(Task statement)
Count every line that holds the string "frac", and report the number alone.

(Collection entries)
#####

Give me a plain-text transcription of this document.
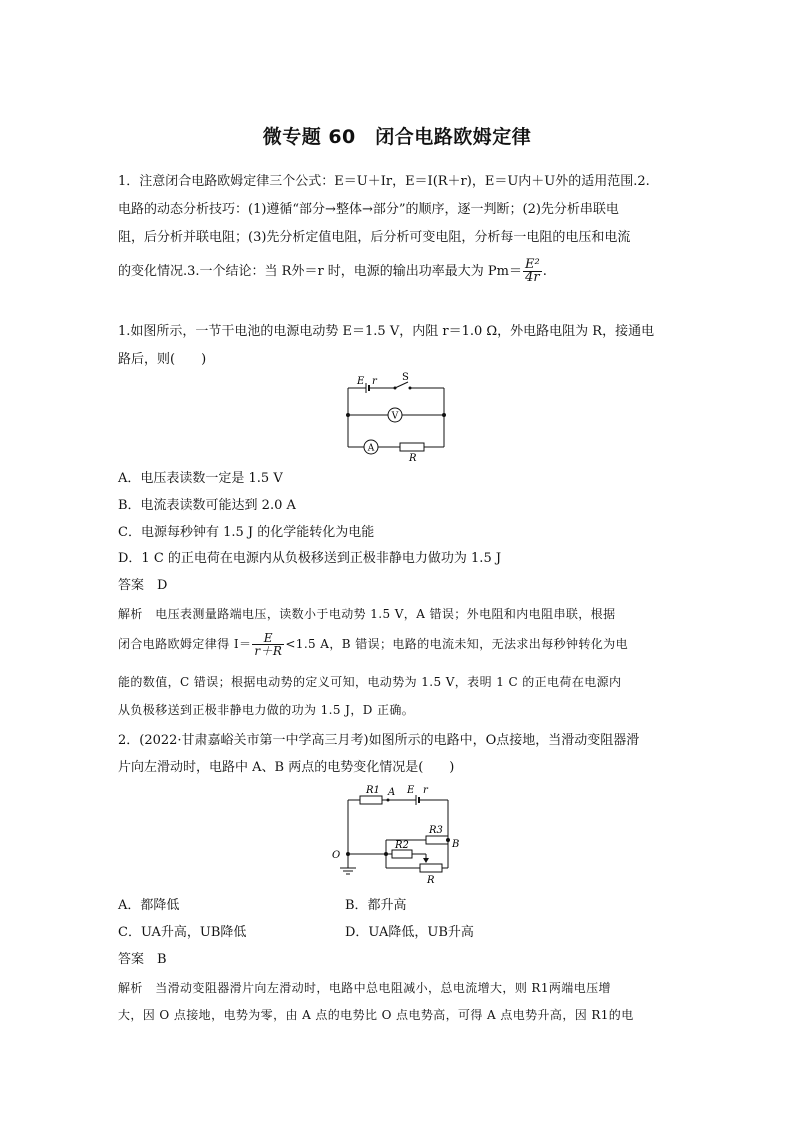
微专题 60　闭合电路欧姆定律
1．注意闭合电路欧姆定律三个公式：E＝U＋Ir，E＝I(R＋r)，E＝U内＋U外的适用范围.2.
电路的动态分析技巧：(1)遵循“部分→整体→部分”的顺序，逐一判断；(2)先分析串联电
阻，后分析并联电阻；(3)先分析定值电阻，后分析可变电阻，分析每一电阻的电压和电流
的变化情况.3.一个结论：当 R外＝r 时，电源的输出功率最大为 $Pm= \frac{\text{E²}}{4r}$ .
1.如图所示，一节干电池的电源电动势 E＝1.5 V，内阻 r＝1.0 Ω，外电路电阻为 R，接通电
路后，则(　　)
E r	S
V
A
R
A．电压表读数一定是 1.5 V
B．电流表读数可能达到 2.0 A
C．电源每秒钟有 1.5 J 的化学能转化为电能
D．1 C 的正电荷在电源内从负极移送到正极非静电力做功为 1.5 J
答案　 D
解析　 电压表测量路端电压，读数小于电动势 1.5 V，A 错误；外电阻和内电阻串联，根据
闭合电路欧姆定律得 $I= \frac{E}{r+R} <1.5$ A，B 错误；电路的电流未知，无法求出每秒钟转化为电
能的数值，C 错误；根据电动势的定义可知，电动势为 1.5 V，表明 1 C 的正电荷在电源内
从负极移送到正极非静电力做的功为 1.5 J，D 正确。
2．(2022·甘肃嘉峪关市第一中学高三月考)如图所示的电路中，O点接地，当滑动变阻器滑
片向左滑动时，电路中 A、B 两点的电势变化情况是(　　)
R1 A E r
R3
B
O
R2
R
A．都降低	B．都升高
C．UA升高，UB降低	D．UA降低，UB升高
答案　 B
解析　 当滑动变阻器滑片向左滑动时，电路中总电阻减小，总电流增大，则 R1两端电压增
大，因 O 点接地，电势为零，由 A 点的电势比 O 点电势高，可得 A 点电势升高，因 R1的电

#####

(Completed exercise)
2